▶ **PROMPT**: Quote the records below in full, exactly as given, with the images taken out.

Items listed in a dataset:
-.-.-

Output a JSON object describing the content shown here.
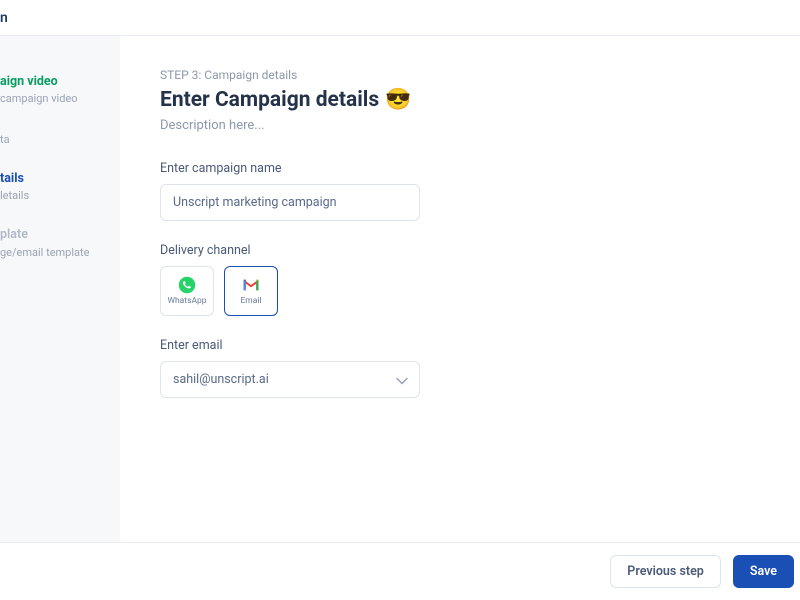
{
  "header": {
    "title_suffix": "n"
  },
  "sidebar": {
    "steps": [
      {
        "title_suffix": "aign video",
        "sub_suffix": "campaign video"
      },
      {
        "title_suffix": "",
        "sub_suffix": "ta"
      },
      {
        "title_suffix": "tails",
        "sub_suffix": "letails"
      },
      {
        "title_suffix": "plate",
        "sub_suffix": "ge/email template"
      }
    ]
  },
  "main": {
    "step_label": "STEP 3: Campaign details",
    "title": "Enter Campaign details",
    "emoji": "😎",
    "description": "Description here...",
    "campaign_name_label": "Enter campaign name",
    "campaign_name_value": "Unscript marketing campaign",
    "delivery_label": "Delivery channel",
    "channels": [
      {
        "label": "WhatsApp",
        "selected": false
      },
      {
        "label": "Email",
        "selected": true
      }
    ],
    "email_label": "Enter email",
    "email_value": "sahil@unscript.ai"
  },
  "footer": {
    "prev_label": "Previous step",
    "save_label": "Save"
  }
}
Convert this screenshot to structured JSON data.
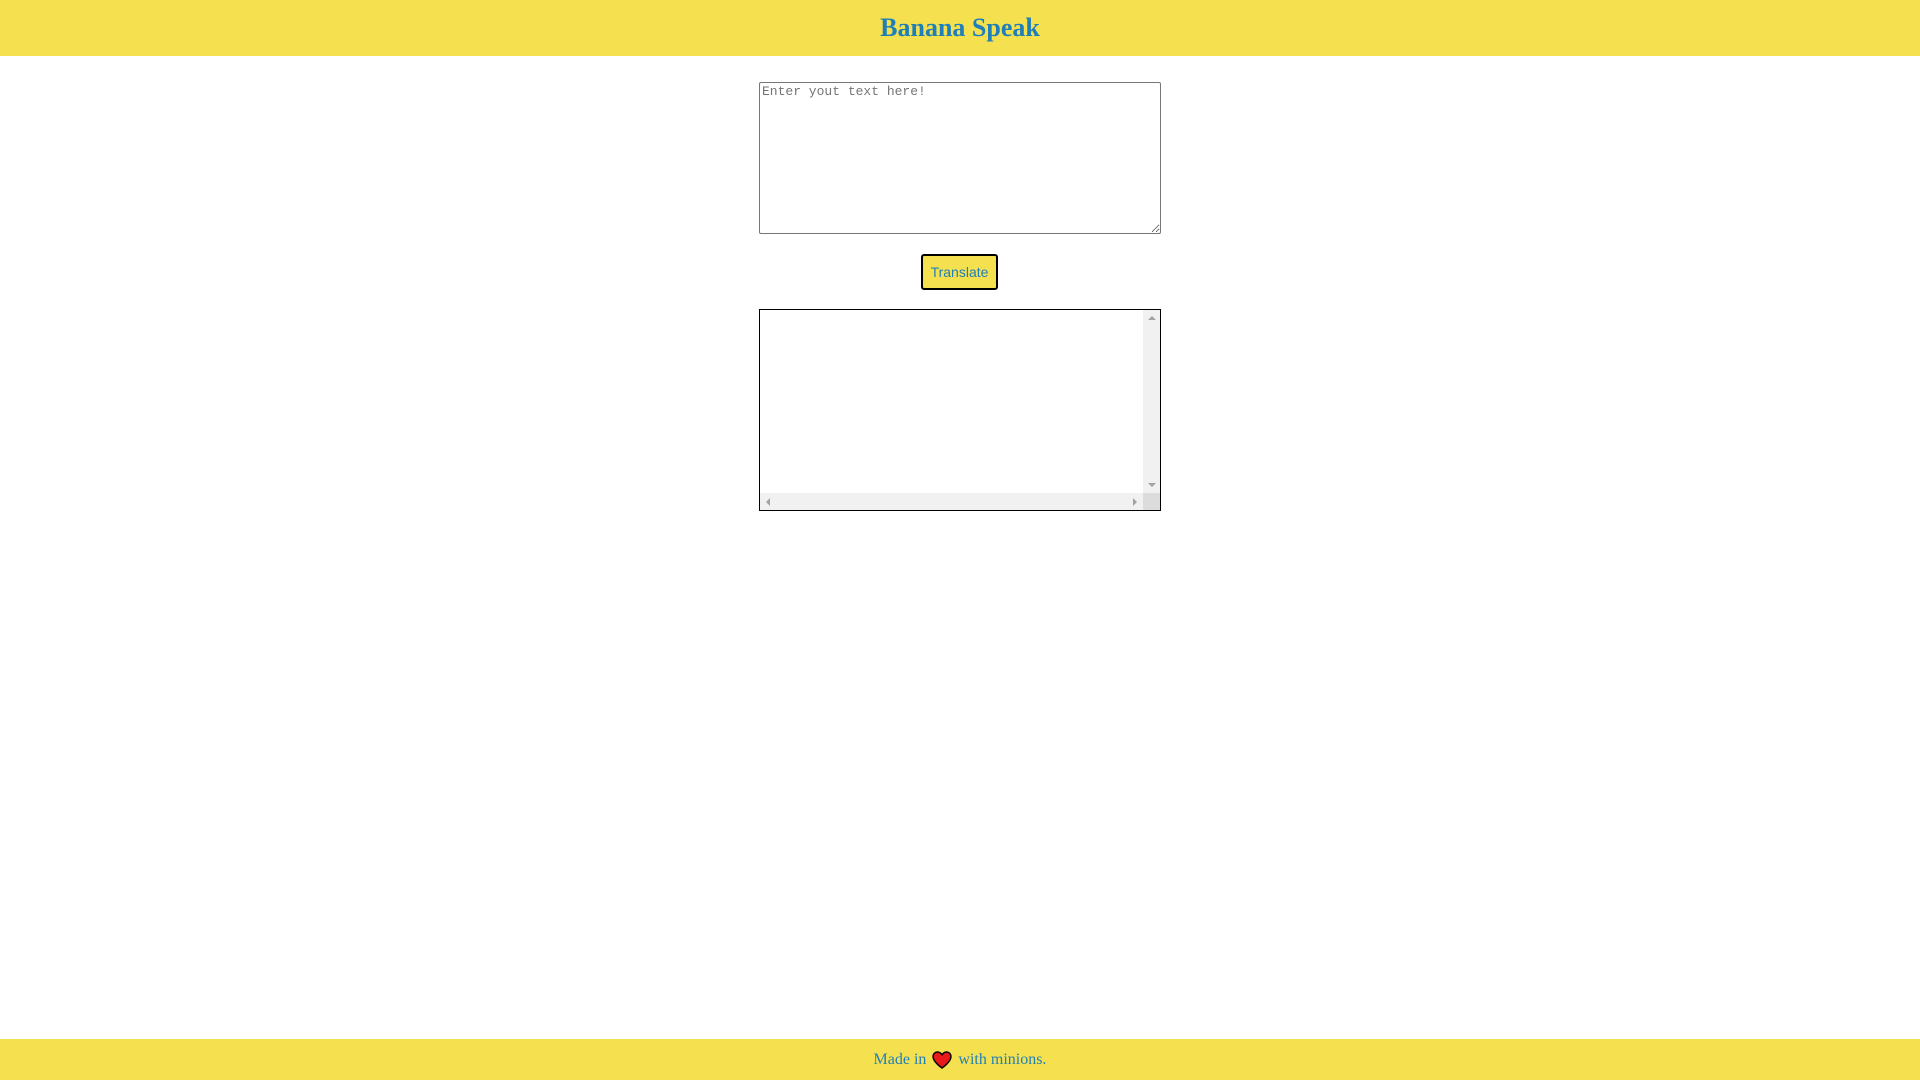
{
  "header": {
    "title": "Banana Speak"
  },
  "input": {
    "placeholder": "Enter yout text here!",
    "value": ""
  },
  "translate_button": {
    "label": "Translate"
  },
  "output": {
    "text": ""
  },
  "footer": {
    "prefix": "Made in",
    "icon": "heart-icon",
    "suffix": "with minions."
  },
  "colors": {
    "brand_yellow": "#f5e14f",
    "text_blue": "#1f7fb8",
    "heart_red": "#e8191b"
  }
}
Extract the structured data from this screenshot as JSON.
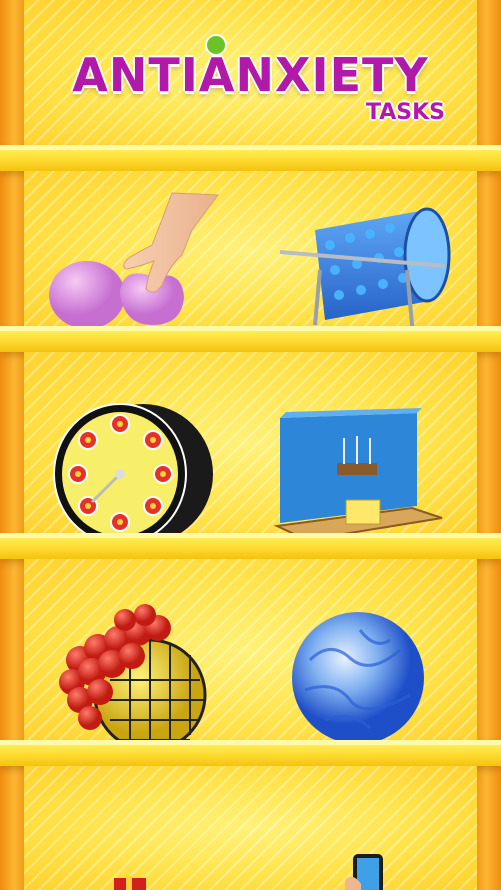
{
  "header": {
    "title": "ANTIANXIETY",
    "subtitle": "TASKS",
    "title_color": "#b11aa8",
    "accent_color": "#6cc326"
  },
  "shelves": [
    {
      "row": 1,
      "items": [
        {
          "name": "squeeze-slime-balls",
          "icon": "pink-squish-balls-icon"
        },
        {
          "name": "spiky-cylinder-roller",
          "icon": "spiky-roller-icon"
        }
      ]
    },
    {
      "row": 2,
      "items": [
        {
          "name": "dial-wheel-toy",
          "icon": "dial-wheel-icon"
        },
        {
          "name": "blue-box-machine",
          "icon": "blue-box-icon"
        }
      ]
    },
    {
      "row": 3,
      "items": [
        {
          "name": "mesh-stress-ball",
          "icon": "mesh-ball-icon"
        },
        {
          "name": "blue-marble-ball",
          "icon": "blue-ball-icon"
        }
      ]
    },
    {
      "row": 4,
      "items": [
        {
          "name": "red-gift-toy",
          "icon": "red-gift-icon"
        },
        {
          "name": "phone-toy",
          "icon": "phone-icon"
        }
      ]
    }
  ]
}
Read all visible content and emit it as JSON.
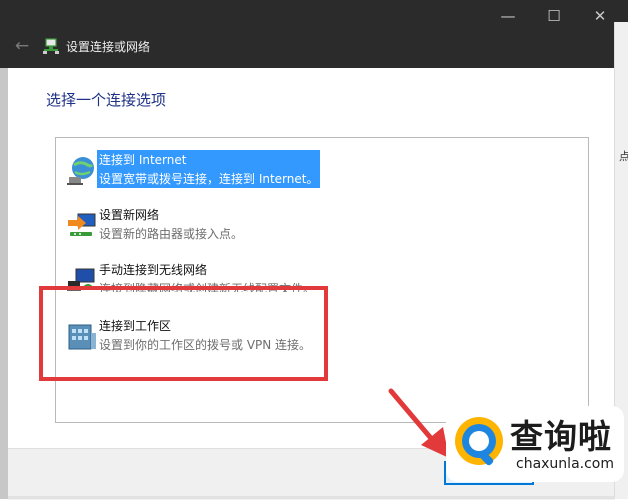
{
  "window": {
    "title": "设置连接或网络",
    "controls": {
      "minimize": "—",
      "maximize": "☐",
      "close": "✕"
    },
    "back_glyph": "←"
  },
  "background_fragment": "点",
  "dialog": {
    "heading": "选择一个连接选项",
    "options": [
      {
        "title": "连接到 Internet",
        "desc": "设置宽带或拨号连接，连接到 Internet。",
        "icon": "globe-network-icon",
        "selected": true
      },
      {
        "title": "设置新网络",
        "desc": "设置新的路由器或接入点。",
        "icon": "new-network-icon",
        "selected": false
      },
      {
        "title": "手动连接到无线网络",
        "desc": "连接到隐藏网络或创建新无线配置文件。",
        "icon": "wireless-icon",
        "selected": false
      },
      {
        "title": "连接到工作区",
        "desc": "设置到你的工作区的拨号或 VPN 连接。",
        "icon": "workplace-icon",
        "selected": false
      }
    ]
  },
  "watermark": {
    "name": "查询啦",
    "site": "chaxunla.com"
  },
  "colors": {
    "titlebar": "#2b2b2b",
    "selection": "#3399ff",
    "heading": "#1e3287",
    "annotation": "#e23a3a"
  }
}
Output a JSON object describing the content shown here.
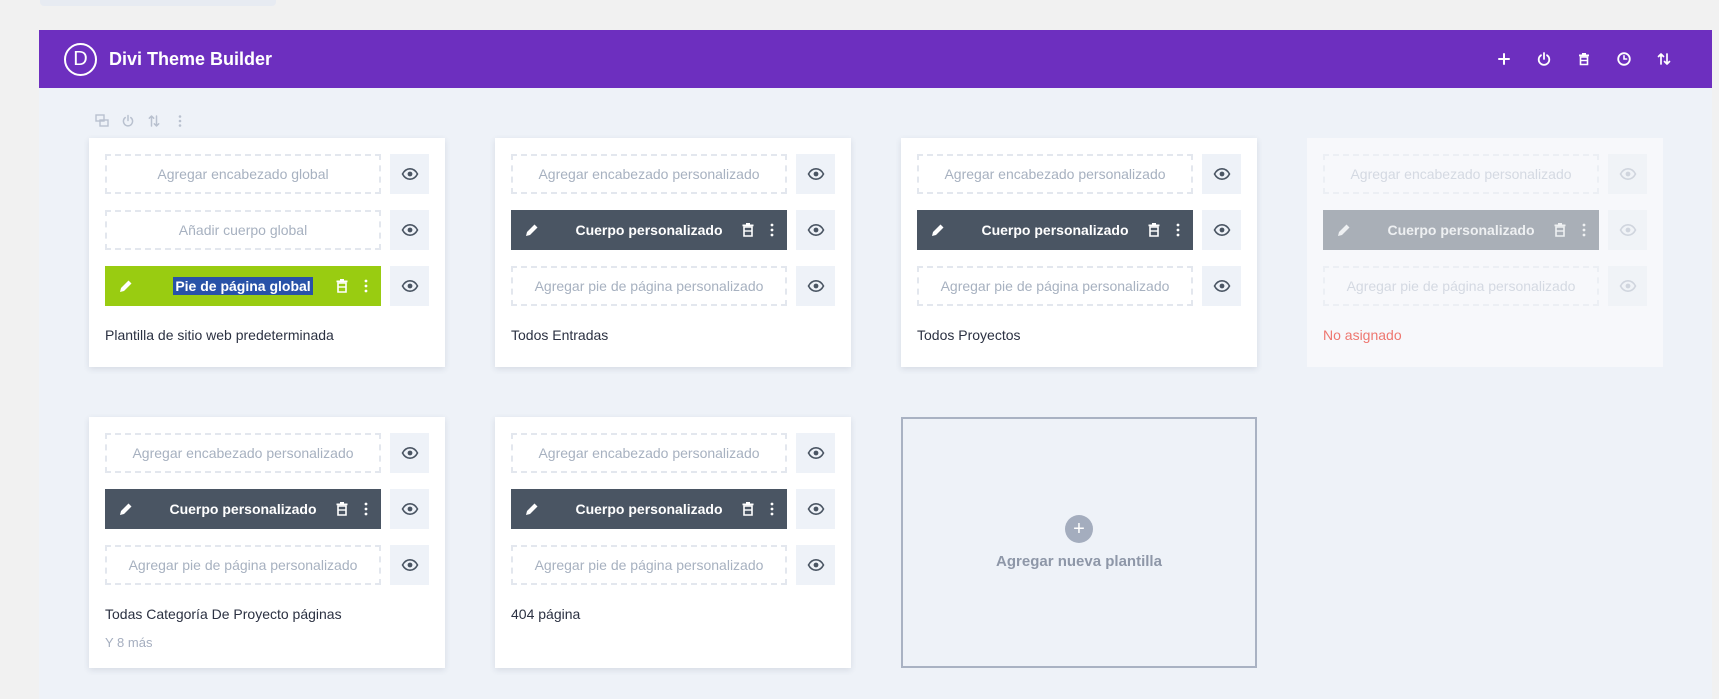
{
  "app": {
    "title": "Divi Theme Builder",
    "logo_letter": "D"
  },
  "header_actions": [
    "add-icon",
    "power-icon",
    "trash-icon",
    "history-icon",
    "sort-icon"
  ],
  "mini_toolbar": [
    "duplicate-icon",
    "power-icon",
    "sort-icon",
    "more-icon"
  ],
  "templates": [
    {
      "header": "Agregar encabezado global",
      "body": "Añadir cuerpo global",
      "footer": "Pie de página global",
      "label": "Plantilla de sitio web predeterminada"
    },
    {
      "header": "Agregar encabezado personalizado",
      "body": "Cuerpo personalizado",
      "footer": "Agregar pie de página personalizado",
      "label": "Todos Entradas"
    },
    {
      "header": "Agregar encabezado personalizado",
      "body": "Cuerpo personalizado",
      "footer": "Agregar pie de página personalizado",
      "label": "Todos Proyectos"
    },
    {
      "header": "Agregar encabezado personalizado",
      "body": "Cuerpo personalizado",
      "footer": "Agregar pie de página personalizado",
      "label": "No asignado"
    },
    {
      "header": "Agregar encabezado personalizado",
      "body": "Cuerpo personalizado",
      "footer": "Agregar pie de página personalizado",
      "label": "Todas Categoría De Proyecto páginas",
      "more": "Y 8 más"
    },
    {
      "header": "Agregar encabezado personalizado",
      "body": "Cuerpo personalizado",
      "footer": "Agregar pie de página personalizado",
      "label": "404 página"
    }
  ],
  "add_template": {
    "plus": "+",
    "label": "Agregar nueva plantilla"
  },
  "colors": {
    "header_bg": "#6d2fbf",
    "filled_slot": "#4a5563",
    "global_footer": "#99cc11",
    "unassigned": "#ee7770"
  }
}
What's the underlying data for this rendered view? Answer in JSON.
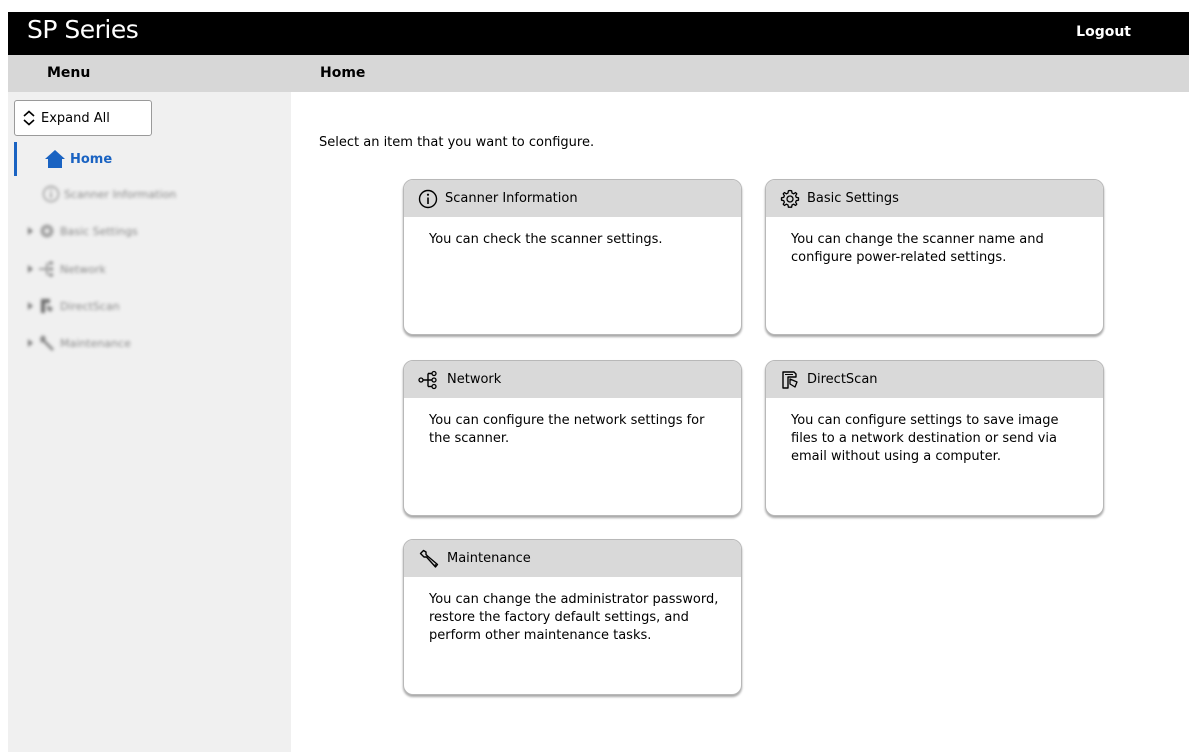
{
  "app": {
    "title": "SP Series",
    "logout_label": "Logout"
  },
  "header": {
    "menu_label": "Menu",
    "page_title": "Home"
  },
  "sidebar": {
    "expand_label": "Expand All",
    "items": [
      {
        "label": "Home",
        "icon": "home-icon",
        "active": true
      },
      {
        "label": "Scanner Information",
        "icon": "info-icon"
      },
      {
        "label": "Basic Settings",
        "icon": "gear-icon"
      },
      {
        "label": "Network",
        "icon": "network-icon"
      },
      {
        "label": "DirectScan",
        "icon": "directscan-icon"
      },
      {
        "label": "Maintenance",
        "icon": "wrench-icon"
      }
    ]
  },
  "main": {
    "intro": "Select an item that you want to configure.",
    "cards": [
      {
        "title": "Scanner Information",
        "icon": "info-icon",
        "description": "You can check the scanner settings."
      },
      {
        "title": "Basic Settings",
        "icon": "gear-icon",
        "description": "You can change the scanner name and configure power-related settings."
      },
      {
        "title": "Network",
        "icon": "network-icon",
        "description": "You can configure the network settings for the scanner."
      },
      {
        "title": "DirectScan",
        "icon": "directscan-icon",
        "description": "You can configure settings to save image files to a network destination or send via email without using a computer."
      },
      {
        "title": "Maintenance",
        "icon": "wrench-icon",
        "description": "You can change the administrator password, restore the factory default settings, and perform other maintenance tasks."
      }
    ]
  },
  "colors": {
    "accent": "#1a63c2",
    "topbar": "#000000",
    "headerbar": "#d7d7d7",
    "sidebar": "#f0f0f0",
    "card_header": "#d9d9d9"
  }
}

-.-.-

▶ **EXERCISE ANSWER**:
Output a JSON object describing the content shown here.
{
  "header": {
    "title_suffix": "n"
  },
  "sidebar": {
    "steps": [
      {
        "title_suffix": "aign video",
        "sub_suffix": "campaign video"
      },
      {
        "title_suffix": "",
        "sub_suffix": "ta"
      },
      {
        "title_suffix": "tails",
        "sub_suffix": "letails"
      },
      {
        "title_suffix": "plate",
        "sub_suffix": "ge/email template"
      }
    ]
  },
  "main": {
    "step_label": "STEP 3: Campaign details",
    "title": "Enter Campaign details",
    "emoji": "😎",
    "description": "Description here...",
    "campaign_name_label": "Enter campaign name",
    "campaign_name_value": "Unscript marketing campaign",
    "delivery_label": "Delivery channel",
    "channels": [
      {
        "label": "WhatsApp",
        "selected": false
      },
      {
        "label": "Email",
        "selected": true
      }
    ],
    "email_label": "Enter email",
    "email_value": "sahil@unscript.ai"
  },
  "footer": {
    "prev_label": "Previous step",
    "save_label": "Save"
  }
}
Convert this screenshot to structured JSON data.
{
  "header": {
    "title": "Banana Speak"
  },
  "input": {
    "placeholder": "Enter yout text here!",
    "value": ""
  },
  "translate_button": {
    "label": "Translate"
  },
  "output": {
    "text": ""
  },
  "footer": {
    "prefix": "Made in",
    "icon": "heart-icon",
    "suffix": "with minions."
  },
  "colors": {
    "brand_yellow": "#f5e14f",
    "text_blue": "#1f7fb8",
    "heart_red": "#e8191b"
  }
}
Extract the structured data from this screenshot as JSON.
{
  "header": {
    "title": "ANTIANXIETY",
    "subtitle": "TASKS",
    "title_color": "#b11aa8",
    "accent_color": "#6cc326"
  },
  "shelves": [
    {
      "row": 1,
      "items": [
        {
          "name": "squeeze-slime-balls",
          "icon": "pink-squish-balls-icon"
        },
        {
          "name": "spiky-cylinder-roller",
          "icon": "spiky-roller-icon"
        }
      ]
    },
    {
      "row": 2,
      "items": [
        {
          "name": "dial-wheel-toy",
          "icon": "dial-wheel-icon"
        },
        {
          "name": "blue-box-machine",
          "icon": "blue-box-icon"
        }
      ]
    },
    {
      "row": 3,
      "items": [
        {
          "name": "mesh-stress-ball",
          "icon": "mesh-ball-icon"
        },
        {
          "name": "blue-marble-ball",
          "icon": "blue-ball-icon"
        }
      ]
    },
    {
      "row": 4,
      "items": [
        {
          "name": "red-gift-toy",
          "icon": "red-gift-icon"
        },
        {
          "name": "phone-toy",
          "icon": "phone-icon"
        }
      ]
    }
  ]
}
Read all visible content and emit it as JSON.
{
  "window": {
    "title": "设置连接或网络",
    "controls": {
      "minimize": "—",
      "maximize": "☐",
      "close": "✕"
    },
    "back_glyph": "←"
  },
  "background_fragment": "点",
  "dialog": {
    "heading": "选择一个连接选项",
    "options": [
      {
        "title": "连接到 Internet",
        "desc": "设置宽带或拨号连接，连接到 Internet。",
        "icon": "globe-network-icon",
        "selected": true
      },
      {
        "title": "设置新网络",
        "desc": "设置新的路由器或接入点。",
        "icon": "new-network-icon",
        "selected": false
      },
      {
        "title": "手动连接到无线网络",
        "desc": "连接到隐藏网络或创建新无线配置文件。",
        "icon": "wireless-icon",
        "selected": false
      },
      {
        "title": "连接到工作区",
        "desc": "设置到你的工作区的拨号或 VPN 连接。",
        "icon": "workplace-icon",
        "selected": false
      }
    ]
  },
  "watermark": {
    "name": "查询啦",
    "site": "chaxunla.com"
  },
  "colors": {
    "titlebar": "#2b2b2b",
    "selection": "#3399ff",
    "heading": "#1e3287",
    "annotation": "#e23a3a"
  }
}
Output a JSON object describing the content shown here.
{
  "app": {
    "title": "Divi Theme Builder",
    "logo_letter": "D"
  },
  "header_actions": [
    "add-icon",
    "power-icon",
    "trash-icon",
    "history-icon",
    "sort-icon"
  ],
  "mini_toolbar": [
    "duplicate-icon",
    "power-icon",
    "sort-icon",
    "more-icon"
  ],
  "templates": [
    {
      "header": "Agregar encabezado global",
      "body": "Añadir cuerpo global",
      "footer": "Pie de página global",
      "label": "Plantilla de sitio web predeterminada"
    },
    {
      "header": "Agregar encabezado personalizado",
      "body": "Cuerpo personalizado",
      "footer": "Agregar pie de página personalizado",
      "label": "Todos Entradas"
    },
    {
      "header": "Agregar encabezado personalizado",
      "body": "Cuerpo personalizado",
      "footer": "Agregar pie de página personalizado",
      "label": "Todos Proyectos"
    },
    {
      "header": "Agregar encabezado personalizado",
      "body": "Cuerpo personalizado",
      "footer": "Agregar pie de página personalizado",
      "label": "No asignado"
    },
    {
      "header": "Agregar encabezado personalizado",
      "body": "Cuerpo personalizado",
      "footer": "Agregar pie de página personalizado",
      "label": "Todas Categoría De Proyecto páginas",
      "more": "Y 8 más"
    },
    {
      "header": "Agregar encabezado personalizado",
      "body": "Cuerpo personalizado",
      "footer": "Agregar pie de página personalizado",
      "label": "404 página"
    }
  ],
  "add_template": {
    "plus": "+",
    "label": "Agregar nueva plantilla"
  },
  "colors": {
    "header_bg": "#6d2fbf",
    "filled_slot": "#4a5563",
    "global_footer": "#99cc11",
    "unassigned": "#ee7770"
  }
}
What's the underlying data for this rendered view? Answer in JSON.
{
  "app": {
    "title": "SP Series",
    "logout_label": "Logout"
  },
  "header": {
    "menu_label": "Menu",
    "page_title": "Home"
  },
  "sidebar": {
    "expand_label": "Expand All",
    "items": [
      {
        "label": "Home",
        "icon": "home-icon",
        "active": true
      },
      {
        "label": "Scanner Information",
        "icon": "info-icon"
      },
      {
        "label": "Basic Settings",
        "icon": "gear-icon"
      },
      {
        "label": "Network",
        "icon": "network-icon"
      },
      {
        "label": "DirectScan",
        "icon": "directscan-icon"
      },
      {
        "label": "Maintenance",
        "icon": "wrench-icon"
      }
    ]
  },
  "main": {
    "intro": "Select an item that you want to configure.",
    "cards": [
      {
        "title": "Scanner Information",
        "icon": "info-icon",
        "description": "You can check the scanner settings."
      },
      {
        "title": "Basic Settings",
        "icon": "gear-icon",
        "description": "You can change the scanner name and configure power-related settings."
      },
      {
        "title": "Network",
        "icon": "network-icon",
        "description": "You can configure the network settings for the scanner."
      },
      {
        "title": "DirectScan",
        "icon": "directscan-icon",
        "description": "You can configure settings to save image files to a network destination or send via email without using a computer."
      },
      {
        "title": "Maintenance",
        "icon": "wrench-icon",
        "description": "You can change the administrator password, restore the factory default settings, and perform other maintenance tasks."
      }
    ]
  },
  "colors": {
    "accent": "#1a63c2",
    "topbar": "#000000",
    "headerbar": "#d7d7d7",
    "sidebar": "#f0f0f0",
    "card_header": "#d9d9d9"
  }
}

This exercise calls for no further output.